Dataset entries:

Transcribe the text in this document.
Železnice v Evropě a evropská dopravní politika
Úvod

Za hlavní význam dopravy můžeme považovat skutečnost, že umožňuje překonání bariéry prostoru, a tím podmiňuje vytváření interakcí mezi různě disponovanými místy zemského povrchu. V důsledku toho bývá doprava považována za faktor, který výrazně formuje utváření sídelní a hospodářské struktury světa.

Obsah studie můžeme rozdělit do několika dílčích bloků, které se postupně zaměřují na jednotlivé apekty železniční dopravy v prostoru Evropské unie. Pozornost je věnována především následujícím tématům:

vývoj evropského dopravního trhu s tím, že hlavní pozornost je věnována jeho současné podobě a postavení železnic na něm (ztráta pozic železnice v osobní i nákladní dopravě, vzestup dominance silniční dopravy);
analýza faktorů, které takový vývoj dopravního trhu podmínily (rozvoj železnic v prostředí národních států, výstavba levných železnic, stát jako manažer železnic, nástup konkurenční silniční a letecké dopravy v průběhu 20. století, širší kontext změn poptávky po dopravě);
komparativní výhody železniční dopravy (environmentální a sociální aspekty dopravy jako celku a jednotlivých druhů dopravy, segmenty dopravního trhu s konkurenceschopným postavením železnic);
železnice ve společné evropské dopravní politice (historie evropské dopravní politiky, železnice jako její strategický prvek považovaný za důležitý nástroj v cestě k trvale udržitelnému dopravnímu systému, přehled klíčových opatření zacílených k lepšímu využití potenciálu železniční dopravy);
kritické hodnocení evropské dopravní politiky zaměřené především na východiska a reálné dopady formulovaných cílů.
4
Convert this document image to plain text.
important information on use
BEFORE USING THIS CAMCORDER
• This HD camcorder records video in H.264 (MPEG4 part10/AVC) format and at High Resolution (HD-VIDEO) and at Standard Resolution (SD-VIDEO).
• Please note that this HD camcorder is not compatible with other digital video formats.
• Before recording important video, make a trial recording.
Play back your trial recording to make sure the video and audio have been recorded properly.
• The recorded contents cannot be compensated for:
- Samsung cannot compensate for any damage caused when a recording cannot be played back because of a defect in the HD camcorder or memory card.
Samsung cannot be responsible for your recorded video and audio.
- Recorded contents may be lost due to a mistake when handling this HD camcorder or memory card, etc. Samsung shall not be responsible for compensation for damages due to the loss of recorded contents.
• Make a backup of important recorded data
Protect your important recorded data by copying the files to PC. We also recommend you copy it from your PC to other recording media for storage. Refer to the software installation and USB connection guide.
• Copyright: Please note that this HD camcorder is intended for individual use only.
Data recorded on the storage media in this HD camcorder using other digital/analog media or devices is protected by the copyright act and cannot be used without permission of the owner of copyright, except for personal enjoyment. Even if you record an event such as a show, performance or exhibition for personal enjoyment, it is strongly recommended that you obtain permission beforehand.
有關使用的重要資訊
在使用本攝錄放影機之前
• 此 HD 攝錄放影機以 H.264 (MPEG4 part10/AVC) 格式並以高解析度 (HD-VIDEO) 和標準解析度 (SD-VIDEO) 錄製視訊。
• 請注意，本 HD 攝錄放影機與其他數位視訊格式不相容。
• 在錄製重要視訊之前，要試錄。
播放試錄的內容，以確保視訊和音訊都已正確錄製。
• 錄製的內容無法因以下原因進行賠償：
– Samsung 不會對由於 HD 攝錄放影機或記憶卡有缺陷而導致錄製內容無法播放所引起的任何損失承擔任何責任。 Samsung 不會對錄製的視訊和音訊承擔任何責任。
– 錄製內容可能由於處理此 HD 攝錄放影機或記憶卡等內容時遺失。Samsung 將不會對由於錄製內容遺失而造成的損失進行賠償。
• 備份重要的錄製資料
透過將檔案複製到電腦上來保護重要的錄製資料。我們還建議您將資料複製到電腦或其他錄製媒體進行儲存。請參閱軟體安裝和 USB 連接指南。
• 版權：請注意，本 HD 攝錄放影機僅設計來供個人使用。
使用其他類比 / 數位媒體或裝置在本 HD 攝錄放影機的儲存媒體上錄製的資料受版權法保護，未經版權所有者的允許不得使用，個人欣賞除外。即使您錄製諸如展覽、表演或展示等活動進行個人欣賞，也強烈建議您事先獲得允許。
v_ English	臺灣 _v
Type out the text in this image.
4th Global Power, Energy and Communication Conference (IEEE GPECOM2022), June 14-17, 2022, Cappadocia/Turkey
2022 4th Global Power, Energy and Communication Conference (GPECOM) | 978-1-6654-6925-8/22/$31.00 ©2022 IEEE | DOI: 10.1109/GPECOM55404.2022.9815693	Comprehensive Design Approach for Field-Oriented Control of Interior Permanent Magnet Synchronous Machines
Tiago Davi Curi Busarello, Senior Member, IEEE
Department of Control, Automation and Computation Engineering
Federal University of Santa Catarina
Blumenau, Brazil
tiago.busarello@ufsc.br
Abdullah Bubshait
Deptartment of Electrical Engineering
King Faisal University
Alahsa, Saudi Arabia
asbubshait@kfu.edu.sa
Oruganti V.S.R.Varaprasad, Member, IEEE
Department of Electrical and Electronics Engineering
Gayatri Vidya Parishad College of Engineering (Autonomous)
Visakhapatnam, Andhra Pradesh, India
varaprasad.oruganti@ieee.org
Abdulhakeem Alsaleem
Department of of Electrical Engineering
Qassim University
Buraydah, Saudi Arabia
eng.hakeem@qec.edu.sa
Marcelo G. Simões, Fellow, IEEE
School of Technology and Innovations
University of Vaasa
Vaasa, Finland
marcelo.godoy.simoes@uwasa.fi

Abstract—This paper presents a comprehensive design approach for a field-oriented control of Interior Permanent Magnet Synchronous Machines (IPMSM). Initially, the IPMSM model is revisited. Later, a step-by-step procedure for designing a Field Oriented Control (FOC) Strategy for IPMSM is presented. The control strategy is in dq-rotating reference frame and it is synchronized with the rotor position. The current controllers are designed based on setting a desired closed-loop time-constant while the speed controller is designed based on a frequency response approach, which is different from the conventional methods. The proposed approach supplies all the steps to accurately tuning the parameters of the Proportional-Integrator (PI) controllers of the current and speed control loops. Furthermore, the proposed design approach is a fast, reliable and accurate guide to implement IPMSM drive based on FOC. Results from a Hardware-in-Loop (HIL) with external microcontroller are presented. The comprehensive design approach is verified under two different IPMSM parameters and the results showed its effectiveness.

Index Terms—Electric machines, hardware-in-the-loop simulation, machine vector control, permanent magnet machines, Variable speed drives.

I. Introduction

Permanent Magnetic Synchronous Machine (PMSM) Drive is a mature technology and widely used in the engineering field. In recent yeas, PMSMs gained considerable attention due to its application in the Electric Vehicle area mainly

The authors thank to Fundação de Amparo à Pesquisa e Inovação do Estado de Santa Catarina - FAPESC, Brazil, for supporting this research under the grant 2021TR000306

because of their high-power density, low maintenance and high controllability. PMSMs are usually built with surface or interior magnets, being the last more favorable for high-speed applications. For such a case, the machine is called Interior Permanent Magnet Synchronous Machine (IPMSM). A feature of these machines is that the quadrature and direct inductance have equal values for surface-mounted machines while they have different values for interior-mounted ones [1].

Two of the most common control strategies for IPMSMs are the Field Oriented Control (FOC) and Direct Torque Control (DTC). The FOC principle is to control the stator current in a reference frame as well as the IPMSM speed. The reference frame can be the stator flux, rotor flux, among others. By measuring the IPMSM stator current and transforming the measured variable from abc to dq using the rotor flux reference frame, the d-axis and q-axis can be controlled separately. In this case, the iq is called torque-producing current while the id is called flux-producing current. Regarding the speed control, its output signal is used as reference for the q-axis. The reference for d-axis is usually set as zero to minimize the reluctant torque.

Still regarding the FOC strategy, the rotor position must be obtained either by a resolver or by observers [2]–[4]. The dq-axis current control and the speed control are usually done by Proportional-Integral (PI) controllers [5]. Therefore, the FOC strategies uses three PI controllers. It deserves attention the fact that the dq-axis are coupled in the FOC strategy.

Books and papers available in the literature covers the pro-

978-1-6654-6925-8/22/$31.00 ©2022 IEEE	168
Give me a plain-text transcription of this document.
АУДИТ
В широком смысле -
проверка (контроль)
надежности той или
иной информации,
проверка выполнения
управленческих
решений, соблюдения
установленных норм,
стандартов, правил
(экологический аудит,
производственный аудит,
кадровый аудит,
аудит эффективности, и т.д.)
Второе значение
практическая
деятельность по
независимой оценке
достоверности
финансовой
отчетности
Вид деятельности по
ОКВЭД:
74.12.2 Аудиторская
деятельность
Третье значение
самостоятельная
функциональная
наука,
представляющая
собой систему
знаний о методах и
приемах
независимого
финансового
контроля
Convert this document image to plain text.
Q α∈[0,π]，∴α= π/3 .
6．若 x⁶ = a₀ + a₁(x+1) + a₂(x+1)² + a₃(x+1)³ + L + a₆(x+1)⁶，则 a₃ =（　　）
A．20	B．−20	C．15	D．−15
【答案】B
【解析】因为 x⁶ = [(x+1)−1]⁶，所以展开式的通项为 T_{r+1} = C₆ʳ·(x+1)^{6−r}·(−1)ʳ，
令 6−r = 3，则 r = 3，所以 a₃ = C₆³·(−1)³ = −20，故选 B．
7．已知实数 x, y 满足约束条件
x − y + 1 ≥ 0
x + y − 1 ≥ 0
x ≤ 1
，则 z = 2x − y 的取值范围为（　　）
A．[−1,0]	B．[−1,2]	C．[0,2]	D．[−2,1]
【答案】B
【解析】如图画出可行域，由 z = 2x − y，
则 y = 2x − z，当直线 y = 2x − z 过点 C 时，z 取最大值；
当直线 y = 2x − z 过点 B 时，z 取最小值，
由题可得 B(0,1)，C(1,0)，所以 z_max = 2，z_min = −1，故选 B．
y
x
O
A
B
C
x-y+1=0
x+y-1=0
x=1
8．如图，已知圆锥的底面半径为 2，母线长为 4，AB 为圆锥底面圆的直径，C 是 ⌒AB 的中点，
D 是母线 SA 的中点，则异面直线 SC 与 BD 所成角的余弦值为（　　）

## Written instruction
Check each line above for the word "University", and copy the lines where it appears.

## Expected answer
Federal University of Santa Catarina
King Faisal University
Qassim University
University of Vaasa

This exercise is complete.